Extract provided:
..........
Challenge 4: JSON Schema

After a couple of researchers upload their JSON metadata records to the project repository, it becomes obvious that well-formed JSON metadata describing similar experiments can still be expressed in a myriad of ways.

Your collaboration decides to develop a metadata schema to standardize metadata records across the project. Consensus is encoded in a JSON Schema.

Now it is your task to help with the subschema for experimental conditions!

In the following code block you see valid JSON metadata that specifies experimental conditions as agreed on in the project.

JSON

{
  "experimentalConditions": {
    "ride": {
      "rideType": "roller coaster",
      "rideName": "Flight of the Bat",
      "location": "Gotham City, New Jersey"
    },
    "testPerson": {
      "sex": "male",
      "height": 180
    },
    "recording": {
      "testDevice": "iPhone X",
      "testDeviceFixture": "left upper arm",
      "testApp": "Physics Toolbox Suite by Vieyra Software"
..........
Directive 1: Reproduce verbatim the lines in the entries from the line with "button[interactable]: On xyxy=(447,313,753,351)" to the line with "staticText: Creative Controls", inclusive.

Provided material:
..........
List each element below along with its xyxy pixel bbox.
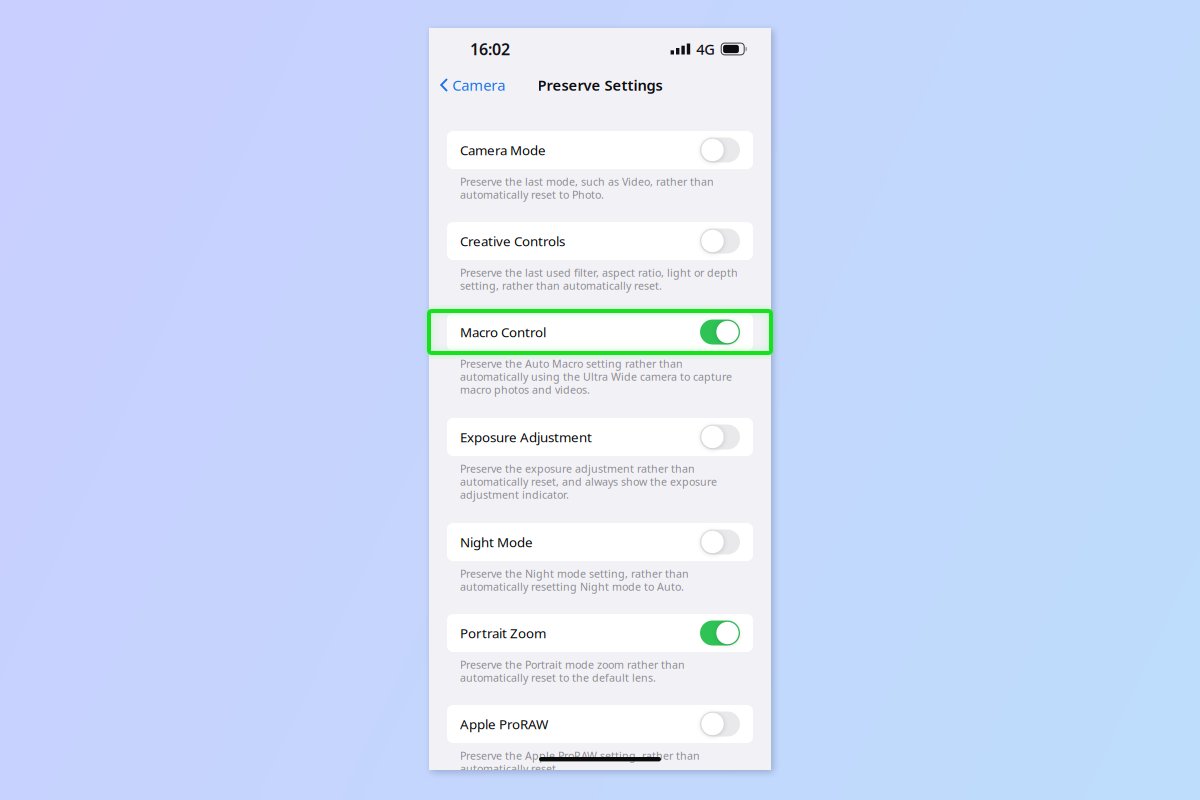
button[interactable]: On xyxy=(447,313,753,351)
staticText: 16:02 xyxy=(470,38,510,60)
button[interactable]: On xyxy=(447,614,753,652)
button[interactable]: Off xyxy=(447,418,753,456)
button[interactable]: Off xyxy=(447,131,753,169)
staticText: Portrait Zoom xyxy=(460,624,546,642)
staticText: macro photos and videos. xyxy=(460,382,590,397)
staticText: Preserve the last used filter, aspect ra… xyxy=(460,265,738,280)
staticText: Preserve the Portrait mode zoom rather t… xyxy=(460,657,685,672)
staticText: automatically reset. xyxy=(460,761,559,776)
staticText: automatically reset to Photo. xyxy=(460,187,604,202)
staticText: 4G xyxy=(696,39,715,59)
staticText: Exposure Adjustment xyxy=(460,428,592,446)
staticText: Creative Controls xyxy=(460,232,565,250)
staticText: Preserve Settings xyxy=(538,75,662,95)
staticText: automatically reset, and always show the… xyxy=(460,474,717,489)
button[interactable]: Back to Camera xyxy=(438,70,507,100)
staticText: setting, rather than automatically reset… xyxy=(460,278,662,293)
staticText: Preserve the Auto Macro setting rather t… xyxy=(460,356,683,371)
button[interactable]: Off xyxy=(447,705,753,743)
staticText: automatically reset to the default lens. xyxy=(460,670,656,685)
staticText: Camera xyxy=(452,75,505,95)
staticText: Preserve the last mode, such as Video, r… xyxy=(460,174,714,189)
staticText: Preserve the Night mode setting, rather … xyxy=(460,566,689,581)
staticText: automatically using the Ultra Wide camer… xyxy=(460,369,732,384)
staticText: adjustment indicator. xyxy=(460,487,569,502)
button[interactable]: Off xyxy=(447,222,753,260)
staticText: Preserve the Apple ProRAW setting, rathe… xyxy=(460,748,700,763)
staticText: Apple ProRAW xyxy=(460,715,548,733)
staticText: automatically resetting Night mode to Au… xyxy=(460,579,684,594)
staticText: Camera Mode xyxy=(460,141,546,159)
staticText: Macro Control xyxy=(460,323,546,341)
button[interactable]: Off xyxy=(447,523,753,561)
staticText: Preserve the exposure adjustment rather … xyxy=(460,461,695,476)
staticText: Night Mode xyxy=(460,533,533,551)
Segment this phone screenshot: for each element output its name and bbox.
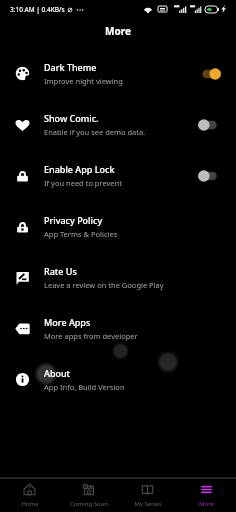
staticText: My Series — [134, 500, 162, 508]
staticText: More — [105, 24, 131, 38]
staticText: Rate Us — [44, 265, 77, 277]
button[interactable]: Privacy Policy — [0, 201, 236, 252]
staticText: App Terms & Policies — [44, 229, 118, 239]
button[interactable]: Rate Us — [0, 252, 236, 303]
staticText: Dark Theme — [44, 61, 97, 73]
staticText: More Apps — [44, 316, 91, 328]
staticText: More — [199, 500, 214, 508]
button[interactable]: Home — [0, 483, 59, 508]
staticText: Privacy Policy — [44, 214, 103, 226]
staticText: Leave a review on the Google Play — [44, 280, 164, 290]
staticText: Improve night viewing — [44, 76, 123, 86]
staticText: About — [44, 367, 71, 379]
button[interactable]: More — [177, 483, 236, 508]
button[interactable]: My Series — [118, 483, 177, 508]
staticText: 3:10 AM | 0.4KB/s — [10, 5, 65, 14]
button[interactable]: More Apps — [0, 303, 236, 354]
button[interactable]: Show Comic. — [0, 99, 236, 150]
button[interactable]: Coming Soon — [59, 483, 118, 508]
staticText: Home — [21, 500, 39, 508]
button[interactable]: Toggle on — [198, 67, 221, 81]
staticText: Enable if you see demo data. — [44, 127, 146, 137]
button[interactable]: About — [0, 354, 236, 405]
button[interactable]: Dark Theme — [0, 48, 236, 99]
staticText: Coming Soon — [70, 500, 108, 508]
staticText: More apps from developer — [44, 331, 138, 341]
staticText: Enable App Lock — [44, 163, 115, 175]
staticText: If you need to prevent — [44, 178, 122, 188]
button[interactable]: Toggle off — [198, 169, 221, 183]
staticText: Show Comic. — [44, 112, 99, 124]
button[interactable]: Enable App Lock — [0, 150, 236, 201]
button[interactable]: Toggle off — [198, 118, 221, 132]
staticText: App Info, Build Version — [44, 382, 125, 392]
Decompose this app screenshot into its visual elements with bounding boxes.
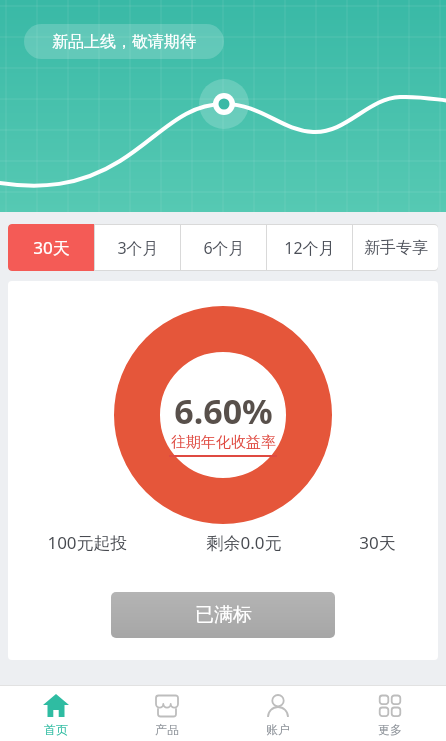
button[interactable]: 产品	[111, 694, 222, 741]
staticText: 往期年化收益率	[171, 433, 276, 452]
button[interactable]: 新品上线，敬请期待	[24, 24, 224, 59]
staticText: 新品上线，敬请期待	[52, 32, 196, 52]
staticText: 首页	[44, 722, 68, 737]
staticText: 剩余0.0元	[206, 531, 282, 554]
button[interactable]: 更多	[334, 694, 446, 741]
button[interactable]: 账户	[222, 694, 334, 741]
staticText: 12个月	[284, 237, 335, 259]
button[interactable]: 新手专享	[353, 225, 438, 270]
staticText: 产品	[155, 722, 179, 737]
button[interactable]: 30天	[8, 224, 94, 271]
staticText: 新手专享	[364, 238, 428, 258]
button[interactable]: 已满标	[111, 592, 335, 638]
button[interactable]: 6个月	[181, 225, 266, 270]
staticText: 30天	[33, 236, 70, 259]
staticText: 3个月	[117, 237, 159, 259]
staticText: 30天	[359, 531, 396, 554]
staticText: 6.60%	[174, 388, 273, 434]
button[interactable]: 12个月	[267, 225, 352, 270]
staticText: 已满标	[195, 603, 252, 627]
button[interactable]: 3个月	[95, 225, 180, 270]
staticText: 6个月	[203, 237, 245, 259]
staticText: 账户	[266, 722, 290, 737]
staticText: 更多	[378, 722, 402, 737]
button[interactable]: 首页	[0, 694, 111, 741]
staticText: 100元起投	[47, 531, 128, 554]
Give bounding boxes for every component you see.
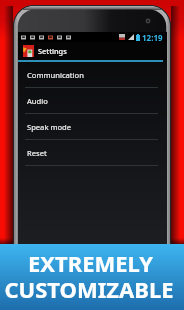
staticText: Communication [27, 70, 84, 80]
staticText: Audio [27, 96, 48, 106]
staticText: 12:19 [142, 32, 163, 42]
staticText: Reset [27, 148, 47, 158]
button[interactable]: Settings [18, 42, 167, 60]
button[interactable]: Communication [18, 62, 167, 87]
button[interactable]: Audio [18, 88, 167, 113]
staticText: CUSTOMIZABLE [4, 274, 174, 304]
button[interactable]: Speak mode [18, 114, 167, 139]
staticText: EXTREMELY [28, 248, 153, 278]
button[interactable]: Reset [18, 140, 167, 165]
staticText: Speak mode [27, 122, 72, 132]
staticText: Settings [38, 46, 67, 56]
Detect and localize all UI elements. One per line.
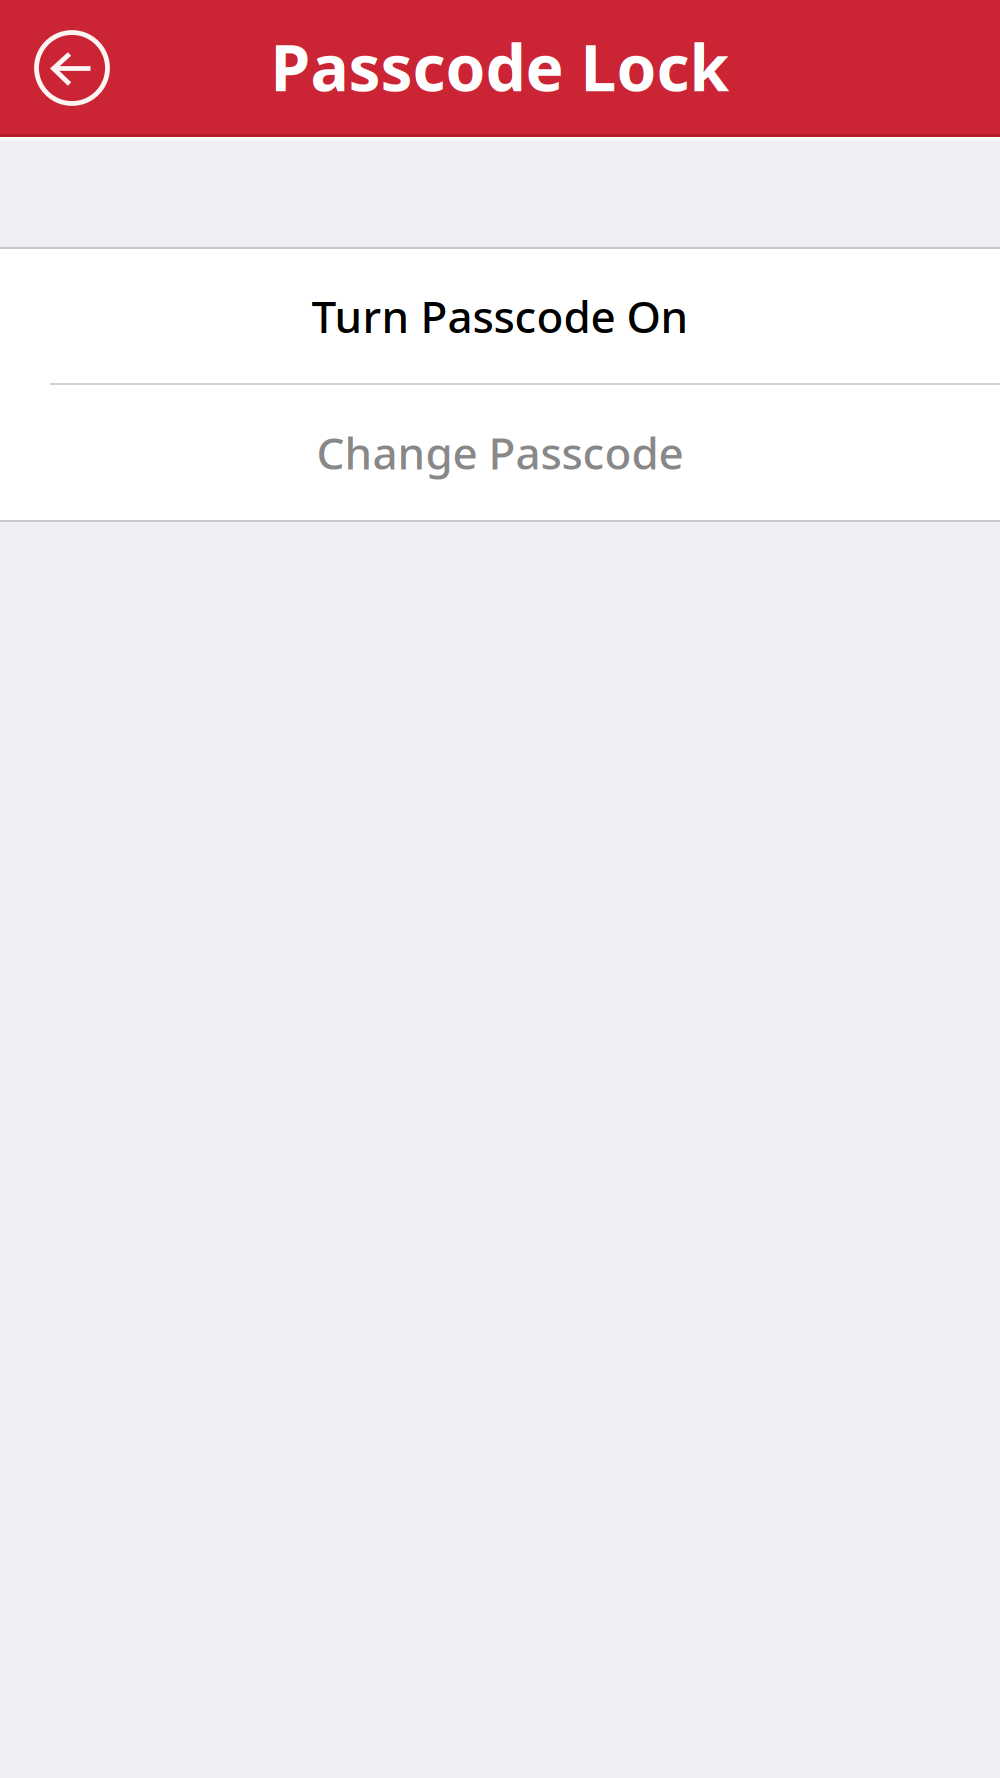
staticText: Change Passcode xyxy=(316,423,684,482)
staticText: Passcode Lock xyxy=(270,24,730,109)
button[interactable]: Change Passcode xyxy=(0,385,1000,520)
staticText: Turn Passcode On xyxy=(312,287,688,345)
button[interactable]: Turn Passcode On xyxy=(0,249,1000,383)
button[interactable]: Back xyxy=(32,27,112,107)
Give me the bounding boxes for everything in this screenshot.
..........
Directive 2: According to the JSON Schema challenge, in what form does the collaboration encode its consensus on the metadata schema?

Result 1:
button[interactable]: On xyxy=(447,313,753,351)
staticText: 16:02 xyxy=(470,38,510,60)
button[interactable]: On xyxy=(447,614,753,652)
button[interactable]: Off xyxy=(447,418,753,456)
button[interactable]: Off xyxy=(447,131,753,169)
staticText: Portrait Zoom xyxy=(460,624,546,642)
staticText: macro photos and videos. xyxy=(460,382,590,397)
staticText: Preserve the last used filter, aspect ra… xyxy=(460,265,738,280)
staticText: Preserve the Portrait mode zoom rather t… xyxy=(460,657,685,672)
staticText: automatically reset. xyxy=(460,761,559,776)
staticText: automatically reset to Photo. xyxy=(460,187,604,202)
staticText: 4G xyxy=(696,39,715,59)
staticText: Exposure Adjustment xyxy=(460,428,592,446)
staticText: Creative Controls xyxy=(460,232,565,250)

Result 2: The consensus is encoded in a JSON Schema.